(Dataset listings of figures)
──────────────────────────────

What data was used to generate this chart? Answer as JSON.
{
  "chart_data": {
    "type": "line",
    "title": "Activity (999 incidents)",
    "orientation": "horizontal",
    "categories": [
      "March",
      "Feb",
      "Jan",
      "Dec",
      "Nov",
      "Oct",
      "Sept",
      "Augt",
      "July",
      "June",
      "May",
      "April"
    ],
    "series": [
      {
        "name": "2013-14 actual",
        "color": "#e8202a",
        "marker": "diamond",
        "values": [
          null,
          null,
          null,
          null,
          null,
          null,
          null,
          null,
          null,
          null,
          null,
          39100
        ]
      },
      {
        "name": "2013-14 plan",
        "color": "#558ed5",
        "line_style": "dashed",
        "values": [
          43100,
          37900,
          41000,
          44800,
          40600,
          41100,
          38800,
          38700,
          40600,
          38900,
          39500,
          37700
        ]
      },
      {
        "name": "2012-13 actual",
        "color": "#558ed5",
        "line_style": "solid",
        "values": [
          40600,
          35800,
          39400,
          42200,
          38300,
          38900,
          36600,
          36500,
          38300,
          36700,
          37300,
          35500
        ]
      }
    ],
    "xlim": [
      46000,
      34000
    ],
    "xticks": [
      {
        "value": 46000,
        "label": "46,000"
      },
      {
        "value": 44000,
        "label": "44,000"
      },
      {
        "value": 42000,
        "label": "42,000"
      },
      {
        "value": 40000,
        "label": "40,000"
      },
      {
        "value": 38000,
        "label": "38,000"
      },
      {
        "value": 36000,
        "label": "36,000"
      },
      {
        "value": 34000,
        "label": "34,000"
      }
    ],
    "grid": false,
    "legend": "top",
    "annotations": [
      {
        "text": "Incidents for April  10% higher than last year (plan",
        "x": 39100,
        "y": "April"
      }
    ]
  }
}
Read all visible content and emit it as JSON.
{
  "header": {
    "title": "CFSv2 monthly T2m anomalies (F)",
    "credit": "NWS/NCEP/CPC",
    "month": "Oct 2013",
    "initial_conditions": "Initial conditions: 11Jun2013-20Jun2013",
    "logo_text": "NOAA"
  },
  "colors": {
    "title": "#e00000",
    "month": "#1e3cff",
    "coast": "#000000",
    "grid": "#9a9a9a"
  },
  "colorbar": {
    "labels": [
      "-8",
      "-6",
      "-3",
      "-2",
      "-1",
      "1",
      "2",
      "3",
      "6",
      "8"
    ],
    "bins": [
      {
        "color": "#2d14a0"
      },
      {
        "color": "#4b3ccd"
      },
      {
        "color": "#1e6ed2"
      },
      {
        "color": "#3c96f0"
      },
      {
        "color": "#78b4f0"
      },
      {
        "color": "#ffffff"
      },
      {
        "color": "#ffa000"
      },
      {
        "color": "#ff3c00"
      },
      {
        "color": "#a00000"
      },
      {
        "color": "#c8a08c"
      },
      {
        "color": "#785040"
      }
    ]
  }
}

──────────────────────────────

▶ EXERCISE DESCRIPTION:
Set down the material above again, word for word.

▶ SOLUTION:
What data was used to generate this chart? Answer as JSON.
{
  "chart_data": {
    "type": "line",
    "title": "Activity (999 incidents)",
    "orientation": "horizontal",
    "categories": [
      "March",
      "Feb",
      "Jan",
      "Dec",
      "Nov",
      "Oct",
      "Sept",
      "Augt",
      "July",
      "June",
      "May",
      "April"
    ],
    "series": [
      {
        "name": "2013-14 actual",
        "color": "#e8202a",
        "marker": "diamond",
        "values": [
          null,
          null,
          null,
          null,
          null,
          null,
          null,
          null,
          null,
          null,
          null,
          39100
        ]
      },
      {
        "name": "2013-14 plan",
        "color": "#558ed5",
        "line_style": "dashed",
        "values": [
          43100,
          37900,
          41000,
          44800,
          40600,
          41100,
          38800,
          38700,
          40600,
          38900,
          39500,
          37700
        ]
      },
      {
        "name": "2012-13 actual",
        "color": "#558ed5",
        "line_style": "solid",
        "values": [
          40600,
          35800,
          39400,
          42200,
          38300,
          38900,
          36600,
          36500,
          38300,
          36700,
          37300,
          35500
        ]
      }
    ],
    "xlim": [
      46000,
      34000
    ],
    "xticks": [
      {
        "value": 46000,
        "label": "46,000"
      },
      {
        "value": 44000,
        "label": "44,000"
      },
      {
        "value": 42000,
        "label": "42,000"
      },
      {
        "value": 40000,
        "label": "40,000"
      },
      {
        "value": 38000,
        "label": "38,000"
      },
      {
        "value": 36000,
        "label": "36,000"
      },
      {
        "value": 34000,
        "label": "34,000"
      }
    ],
    "grid": false,
    "legend": "top",
    "annotations": [
      {
        "text": "Incidents for April  10% higher than last year (plan",
        "x": 39100,
        "y": "April"
      }
    ]
  }
}
Read all visible content and emit it as JSON.
{
  "header": {
    "title": "CFSv2 monthly T2m anomalies (F)",
    "credit": "NWS/NCEP/CPC",
    "month": "Oct 2013",
    "initial_conditions": "Initial conditions: 11Jun2013-20Jun2013",
    "logo_text": "NOAA"
  },
  "colors": {
    "title": "#e00000",
    "month": "#1e3cff",
    "coast": "#000000",
    "grid": "#9a9a9a"
  },
  "colorbar": {
    "labels": [
      "-8",
      "-6",
      "-3",
      "-2",
      "-1",
      "1",
      "2",
      "3",
      "6",
      "8"
    ],
    "bins": [
      {
        "color": "#2d14a0"
      },
      {
        "color": "#4b3ccd"
      },
      {
        "color": "#1e6ed2"
      },
      {
        "color": "#3c96f0"
      },
      {
        "color": "#78b4f0"
      },
      {
        "color": "#ffffff"
      },
      {
        "color": "#ffa000"
      },
      {
        "color": "#ff3c00"
      },
      {
        "color": "#a00000"
      },
      {
        "color": "#c8a08c"
      },
      {
        "color": "#785040"
      }
    ]
  }
}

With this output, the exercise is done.